_PROVIDED RECORDS_.
----------

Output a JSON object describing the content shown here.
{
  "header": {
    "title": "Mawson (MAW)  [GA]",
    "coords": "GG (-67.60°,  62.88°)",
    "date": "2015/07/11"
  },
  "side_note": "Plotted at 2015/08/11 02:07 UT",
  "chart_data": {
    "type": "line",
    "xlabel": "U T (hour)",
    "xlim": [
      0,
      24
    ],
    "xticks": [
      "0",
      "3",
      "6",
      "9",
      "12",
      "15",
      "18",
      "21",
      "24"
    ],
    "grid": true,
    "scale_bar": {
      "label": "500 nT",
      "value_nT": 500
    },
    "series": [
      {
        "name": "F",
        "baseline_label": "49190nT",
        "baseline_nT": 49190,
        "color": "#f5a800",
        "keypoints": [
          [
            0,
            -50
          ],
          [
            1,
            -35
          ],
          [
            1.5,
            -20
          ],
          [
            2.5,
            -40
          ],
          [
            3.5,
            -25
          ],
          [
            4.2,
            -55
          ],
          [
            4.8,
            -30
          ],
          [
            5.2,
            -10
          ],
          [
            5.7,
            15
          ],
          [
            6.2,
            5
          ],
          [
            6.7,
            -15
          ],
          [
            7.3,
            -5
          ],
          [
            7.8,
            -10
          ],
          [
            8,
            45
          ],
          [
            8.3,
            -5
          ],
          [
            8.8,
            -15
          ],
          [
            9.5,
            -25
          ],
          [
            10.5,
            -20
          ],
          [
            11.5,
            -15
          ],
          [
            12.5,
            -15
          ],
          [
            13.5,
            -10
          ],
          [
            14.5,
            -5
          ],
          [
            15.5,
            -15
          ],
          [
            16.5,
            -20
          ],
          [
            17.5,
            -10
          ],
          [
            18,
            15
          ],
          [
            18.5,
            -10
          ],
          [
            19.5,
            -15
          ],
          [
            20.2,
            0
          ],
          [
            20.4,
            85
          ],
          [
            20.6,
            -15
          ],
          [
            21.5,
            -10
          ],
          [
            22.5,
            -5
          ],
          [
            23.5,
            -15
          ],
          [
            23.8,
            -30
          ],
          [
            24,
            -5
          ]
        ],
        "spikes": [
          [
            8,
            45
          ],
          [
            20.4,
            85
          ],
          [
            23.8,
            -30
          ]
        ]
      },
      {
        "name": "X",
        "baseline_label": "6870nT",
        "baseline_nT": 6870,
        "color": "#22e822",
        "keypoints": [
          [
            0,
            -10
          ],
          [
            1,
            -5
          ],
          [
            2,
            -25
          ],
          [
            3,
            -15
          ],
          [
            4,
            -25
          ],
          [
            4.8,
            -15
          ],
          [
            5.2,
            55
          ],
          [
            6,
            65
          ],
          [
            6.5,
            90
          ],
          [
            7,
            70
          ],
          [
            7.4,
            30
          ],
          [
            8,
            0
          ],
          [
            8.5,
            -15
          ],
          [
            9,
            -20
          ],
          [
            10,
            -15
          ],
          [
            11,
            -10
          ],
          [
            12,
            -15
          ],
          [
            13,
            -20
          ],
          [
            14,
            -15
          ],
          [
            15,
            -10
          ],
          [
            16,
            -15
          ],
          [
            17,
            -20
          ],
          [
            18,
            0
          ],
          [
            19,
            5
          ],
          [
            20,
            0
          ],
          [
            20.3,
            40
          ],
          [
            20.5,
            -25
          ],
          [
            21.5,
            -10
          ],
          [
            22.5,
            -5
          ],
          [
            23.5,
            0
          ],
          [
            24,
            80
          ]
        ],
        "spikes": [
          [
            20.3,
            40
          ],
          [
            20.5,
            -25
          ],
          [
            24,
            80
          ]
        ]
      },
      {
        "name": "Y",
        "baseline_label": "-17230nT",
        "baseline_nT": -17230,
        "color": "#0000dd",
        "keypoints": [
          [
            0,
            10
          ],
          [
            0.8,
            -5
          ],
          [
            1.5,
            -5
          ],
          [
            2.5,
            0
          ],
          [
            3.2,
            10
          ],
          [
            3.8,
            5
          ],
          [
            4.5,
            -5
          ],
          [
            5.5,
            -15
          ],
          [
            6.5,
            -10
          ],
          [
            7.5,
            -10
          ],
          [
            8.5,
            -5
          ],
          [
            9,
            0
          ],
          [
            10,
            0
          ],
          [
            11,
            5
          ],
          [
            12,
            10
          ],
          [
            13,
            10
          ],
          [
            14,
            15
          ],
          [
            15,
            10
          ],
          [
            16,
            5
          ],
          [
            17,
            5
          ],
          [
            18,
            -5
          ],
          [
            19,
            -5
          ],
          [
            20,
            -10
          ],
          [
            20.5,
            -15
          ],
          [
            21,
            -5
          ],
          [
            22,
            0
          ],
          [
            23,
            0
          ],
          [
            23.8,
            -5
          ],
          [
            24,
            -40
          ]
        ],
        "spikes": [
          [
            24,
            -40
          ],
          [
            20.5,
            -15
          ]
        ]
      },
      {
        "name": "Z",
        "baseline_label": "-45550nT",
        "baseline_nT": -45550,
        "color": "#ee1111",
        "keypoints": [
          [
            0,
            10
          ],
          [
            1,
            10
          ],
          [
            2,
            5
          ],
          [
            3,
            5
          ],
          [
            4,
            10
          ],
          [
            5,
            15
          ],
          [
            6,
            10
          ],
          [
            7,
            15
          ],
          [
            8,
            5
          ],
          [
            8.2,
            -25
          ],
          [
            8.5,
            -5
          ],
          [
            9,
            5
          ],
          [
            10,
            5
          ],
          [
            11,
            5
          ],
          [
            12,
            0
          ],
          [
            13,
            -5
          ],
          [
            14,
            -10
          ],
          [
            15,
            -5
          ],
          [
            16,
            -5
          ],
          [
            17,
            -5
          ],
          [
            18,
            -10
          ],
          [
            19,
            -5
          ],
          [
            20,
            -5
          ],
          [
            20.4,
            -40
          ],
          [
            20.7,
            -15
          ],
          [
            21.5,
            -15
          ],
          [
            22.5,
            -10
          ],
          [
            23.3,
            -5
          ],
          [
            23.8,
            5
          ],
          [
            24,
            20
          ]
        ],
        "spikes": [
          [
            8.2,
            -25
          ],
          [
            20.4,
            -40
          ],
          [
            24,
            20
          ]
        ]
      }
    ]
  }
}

----------

_PROMPT_.
Reproduce the data shown above exactly.

_REPLY_.
Output a JSON object describing the content shown here.
{
  "header": {
    "title": "Mawson (MAW)  [GA]",
    "coords": "GG (-67.60°,  62.88°)",
    "date": "2015/07/11"
  },
  "side_note": "Plotted at 2015/08/11 02:07 UT",
  "chart_data": {
    "type": "line",
    "xlabel": "U T (hour)",
    "xlim": [
      0,
      24
    ],
    "xticks": [
      "0",
      "3",
      "6",
      "9",
      "12",
      "15",
      "18",
      "21",
      "24"
    ],
    "grid": true,
    "scale_bar": {
      "label": "500 nT",
      "value_nT": 500
    },
    "series": [
      {
        "name": "F",
        "baseline_label": "49190nT",
        "baseline_nT": 49190,
        "color": "#f5a800",
        "keypoints": [
          [
            0,
            -50
          ],
          [
            1,
            -35
          ],
          [
            1.5,
            -20
          ],
          [
            2.5,
            -40
          ],
          [
            3.5,
            -25
          ],
          [
            4.2,
            -55
          ],
          [
            4.8,
            -30
          ],
          [
            5.2,
            -10
          ],
          [
            5.7,
            15
          ],
          [
            6.2,
            5
          ],
          [
            6.7,
            -15
          ],
          [
            7.3,
            -5
          ],
          [
            7.8,
            -10
          ],
          [
            8,
            45
          ],
          [
            8.3,
            -5
          ],
          [
            8.8,
            -15
          ],
          [
            9.5,
            -25
          ],
          [
            10.5,
            -20
          ],
          [
            11.5,
            -15
          ],
          [
            12.5,
            -15
          ],
          [
            13.5,
            -10
          ],
          [
            14.5,
            -5
          ],
          [
            15.5,
            -15
          ],
          [
            16.5,
            -20
          ],
          [
            17.5,
            -10
          ],
          [
            18,
            15
          ],
          [
            18.5,
            -10
          ],
          [
            19.5,
            -15
          ],
          [
            20.2,
            0
          ],
          [
            20.4,
            85
          ],
          [
            20.6,
            -15
          ],
          [
            21.5,
            -10
          ],
          [
            22.5,
            -5
          ],
          [
            23.5,
            -15
          ],
          [
            23.8,
            -30
          ],
          [
            24,
            -5
          ]
        ],
        "spikes": [
          [
            8,
            45
          ],
          [
            20.4,
            85
          ],
          [
            23.8,
            -30
          ]
        ]
      },
      {
        "name": "X",
        "baseline_label": "6870nT",
        "baseline_nT": 6870,
        "color": "#22e822",
        "keypoints": [
          [
            0,
            -10
          ],
          [
            1,
            -5
          ],
          [
            2,
            -25
          ],
          [
            3,
            -15
          ],
          [
            4,
            -25
          ],
          [
            4.8,
            -15
          ],
          [
            5.2,
            55
          ],
          [
            6,
            65
          ],
          [
            6.5,
            90
          ],
          [
            7,
            70
          ],
          [
            7.4,
            30
          ],
          [
            8,
            0
          ],
          [
            8.5,
            -15
          ],
          [
            9,
            -20
          ],
          [
            10,
            -15
          ],
          [
            11,
            -10
          ],
          [
            12,
            -15
          ],
          [
            13,
            -20
          ],
          [
            14,
            -15
          ],
          [
            15,
            -10
          ],
          [
            16,
            -15
          ],
          [
            17,
            -20
          ],
          [
            18,
            0
          ],
          [
            19,
            5
          ],
          [
            20,
            0
          ],
          [
            20.3,
            40
          ],
          [
            20.5,
            -25
          ],
          [
            21.5,
            -10
          ],
          [
            22.5,
            -5
          ],
          [
            23.5,
            0
          ],
          [
            24,
            80
          ]
        ],
        "spikes": [
          [
            20.3,
            40
          ],
          [
            20.5,
            -25
          ],
          [
            24,
            80
          ]
        ]
      },
      {
        "name": "Y",
        "baseline_label": "-17230nT",
        "baseline_nT": -17230,
        "color": "#0000dd",
        "keypoints": [
          [
            0,
            10
          ],
          [
            0.8,
            -5
          ],
          [
            1.5,
            -5
          ],
          [
            2.5,
            0
          ],
          [
            3.2,
            10
          ],
          [
            3.8,
            5
          ],
          [
            4.5,
            -5
          ],
          [
            5.5,
            -15
          ],
          [
            6.5,
            -10
          ],
          [
            7.5,
            -10
          ],
          [
            8.5,
            -5
          ],
          [
            9,
            0
          ],
          [
            10,
            0
          ],
          [
            11,
            5
          ],
          [
            12,
            10
          ],
          [
            13,
            10
          ],
          [
            14,
            15
          ],
          [
            15,
            10
          ],
          [
            16,
            5
          ],
          [
            17,
            5
          ],
          [
            18,
            -5
          ],
          [
            19,
            -5
          ],
          [
            20,
            -10
          ],
          [
            20.5,
            -15
          ],
          [
            21,
            -5
          ],
          [
            22,
            0
          ],
          [
            23,
            0
          ],
          [
            23.8,
            -5
          ],
          [
            24,
            -40
          ]
        ],
        "spikes": [
          [
            24,
            -40
          ],
          [
            20.5,
            -15
          ]
        ]
      },
      {
        "name": "Z",
        "baseline_label": "-45550nT",
        "baseline_nT": -45550,
        "color": "#ee1111",
        "keypoints": [
          [
            0,
            10
          ],
          [
            1,
            10
          ],
          [
            2,
            5
          ],
          [
            3,
            5
          ],
          [
            4,
            10
          ],
          [
            5,
            15
          ],
          [
            6,
            10
          ],
          [
            7,
            15
          ],
          [
            8,
            5
          ],
          [
            8.2,
            -25
          ],
          [
            8.5,
            -5
          ],
          [
            9,
            5
          ],
          [
            10,
            5
          ],
          [
            11,
            5
          ],
          [
            12,
            0
          ],
          [
            13,
            -5
          ],
          [
            14,
            -10
          ],
          [
            15,
            -5
          ],
          [
            16,
            -5
          ],
          [
            17,
            -5
          ],
          [
            18,
            -10
          ],
          [
            19,
            -5
          ],
          [
            20,
            -5
          ],
          [
            20.4,
            -40
          ],
          [
            20.7,
            -15
          ],
          [
            21.5,
            -15
          ],
          [
            22.5,
            -10
          ],
          [
            23.3,
            -5
          ],
          [
            23.8,
            5
          ],
          [
            24,
            20
          ]
        ],
        "spikes": [
          [
            8.2,
            -25
          ],
          [
            20.4,
            -40
          ],
          [
            24,
            20
          ]
        ]
      }
    ]
  }
}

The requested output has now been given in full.